Image-based layout entries:
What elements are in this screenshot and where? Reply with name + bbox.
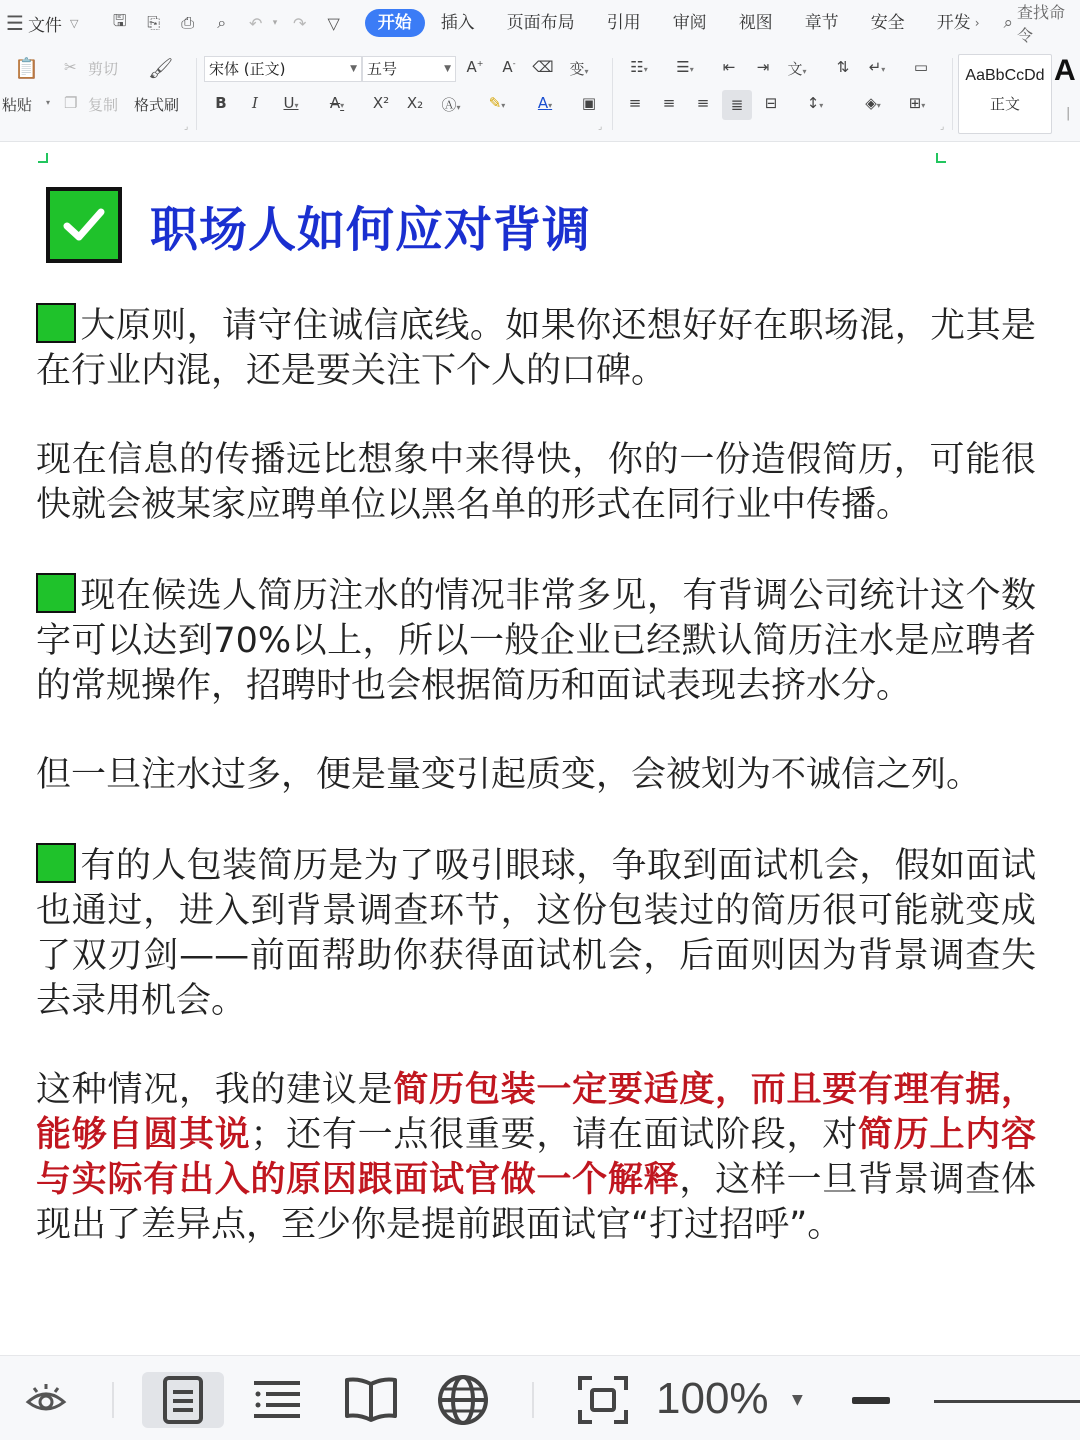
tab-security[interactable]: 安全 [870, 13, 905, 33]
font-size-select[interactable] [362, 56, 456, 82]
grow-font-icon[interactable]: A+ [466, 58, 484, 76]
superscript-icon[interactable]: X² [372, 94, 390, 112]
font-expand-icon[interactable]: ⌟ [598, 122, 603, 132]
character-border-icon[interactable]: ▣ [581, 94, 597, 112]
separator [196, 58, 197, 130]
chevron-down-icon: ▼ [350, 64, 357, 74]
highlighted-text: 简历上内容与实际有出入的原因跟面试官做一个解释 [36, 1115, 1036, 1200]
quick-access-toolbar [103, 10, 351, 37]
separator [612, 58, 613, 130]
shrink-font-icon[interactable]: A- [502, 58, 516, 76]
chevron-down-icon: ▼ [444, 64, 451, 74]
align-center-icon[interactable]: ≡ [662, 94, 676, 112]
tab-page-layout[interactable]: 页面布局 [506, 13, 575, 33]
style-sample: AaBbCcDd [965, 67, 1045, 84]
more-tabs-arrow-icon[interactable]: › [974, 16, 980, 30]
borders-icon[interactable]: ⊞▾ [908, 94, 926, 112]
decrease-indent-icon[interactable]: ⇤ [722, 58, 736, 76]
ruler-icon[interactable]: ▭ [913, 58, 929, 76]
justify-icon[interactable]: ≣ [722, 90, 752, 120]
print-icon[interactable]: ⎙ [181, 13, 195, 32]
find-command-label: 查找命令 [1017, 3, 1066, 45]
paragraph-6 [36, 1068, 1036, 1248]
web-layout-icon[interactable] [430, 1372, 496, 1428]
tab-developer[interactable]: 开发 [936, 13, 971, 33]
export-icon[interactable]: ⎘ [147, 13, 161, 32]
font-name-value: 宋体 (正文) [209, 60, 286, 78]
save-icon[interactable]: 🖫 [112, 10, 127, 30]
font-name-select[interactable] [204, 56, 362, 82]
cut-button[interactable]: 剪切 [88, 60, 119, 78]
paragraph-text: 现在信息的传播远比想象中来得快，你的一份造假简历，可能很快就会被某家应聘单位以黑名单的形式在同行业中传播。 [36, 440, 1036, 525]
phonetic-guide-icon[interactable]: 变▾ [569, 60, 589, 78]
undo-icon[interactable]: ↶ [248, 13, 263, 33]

## AIM OF THE TASK
Copy the entries out again with "separator" switched to "divider" and every other part kept the same. Leave out the pictures.

## RESPONSE TO THE TASK
What elements are in this screenshot and where? Reply with name + bbox.
tab-security[interactable]: 安全 [870, 13, 905, 33]
font-size-select[interactable] [362, 56, 456, 82]
grow-font-icon[interactable]: A+ [466, 58, 484, 76]
superscript-icon[interactable]: X² [372, 94, 390, 112]
font-expand-icon[interactable]: ⌟ [598, 122, 603, 132]
character-border-icon[interactable]: ▣ [581, 94, 597, 112]
divider [196, 58, 197, 130]
chevron-down-icon: ▼ [350, 64, 357, 74]
highlighted-text: 简历上内容与实际有出入的原因跟面试官做一个解释 [36, 1115, 1036, 1200]
quick-access-toolbar [103, 10, 351, 37]
divider [612, 58, 613, 130]
shrink-font-icon[interactable]: A- [502, 58, 516, 76]
chevron-down-icon: ▼ [444, 64, 451, 74]
align-center-icon[interactable]: ≡ [662, 94, 676, 112]
tab-page-layout[interactable]: 页面布局 [506, 13, 575, 33]
style-sample: AaBbCcDd [965, 67, 1045, 84]
more-tabs-arrow-icon[interactable]: › [974, 16, 980, 30]
borders-icon[interactable]: ⊞▾ [908, 94, 926, 112]
decrease-indent-icon[interactable]: ⇤ [722, 58, 736, 76]
ruler-icon[interactable]: ▭ [913, 58, 929, 76]
justify-icon[interactable]: ≣ [722, 90, 752, 120]
print-icon[interactable]: ⎙ [181, 13, 195, 32]
find-command-label: 查找命令 [1017, 3, 1066, 45]
paragraph-6 [36, 1068, 1036, 1248]
web-layout-icon[interactable] [430, 1372, 496, 1428]
tab-developer[interactable]: 开发 [936, 13, 971, 33]
export-icon[interactable]: ⎘ [147, 13, 161, 32]
font-name-value: 宋体 (正文) [209, 60, 286, 78]
save-icon[interactable]: 🖫 [112, 10, 127, 30]
font-name-select[interactable] [204, 56, 362, 82]
cut-button[interactable]: 剪切 [88, 60, 119, 78]
paragraph-text: 现在信息的传播远比想象中来得快，你的一份造假简历，可能很快就会被某家应聘单位以黑名单的形式在同行业中传播。 [36, 440, 1036, 525]
phonetic-guide-icon[interactable]: 变▾ [569, 60, 589, 78]
undo-icon[interactable]: ↶ [248, 13, 263, 33]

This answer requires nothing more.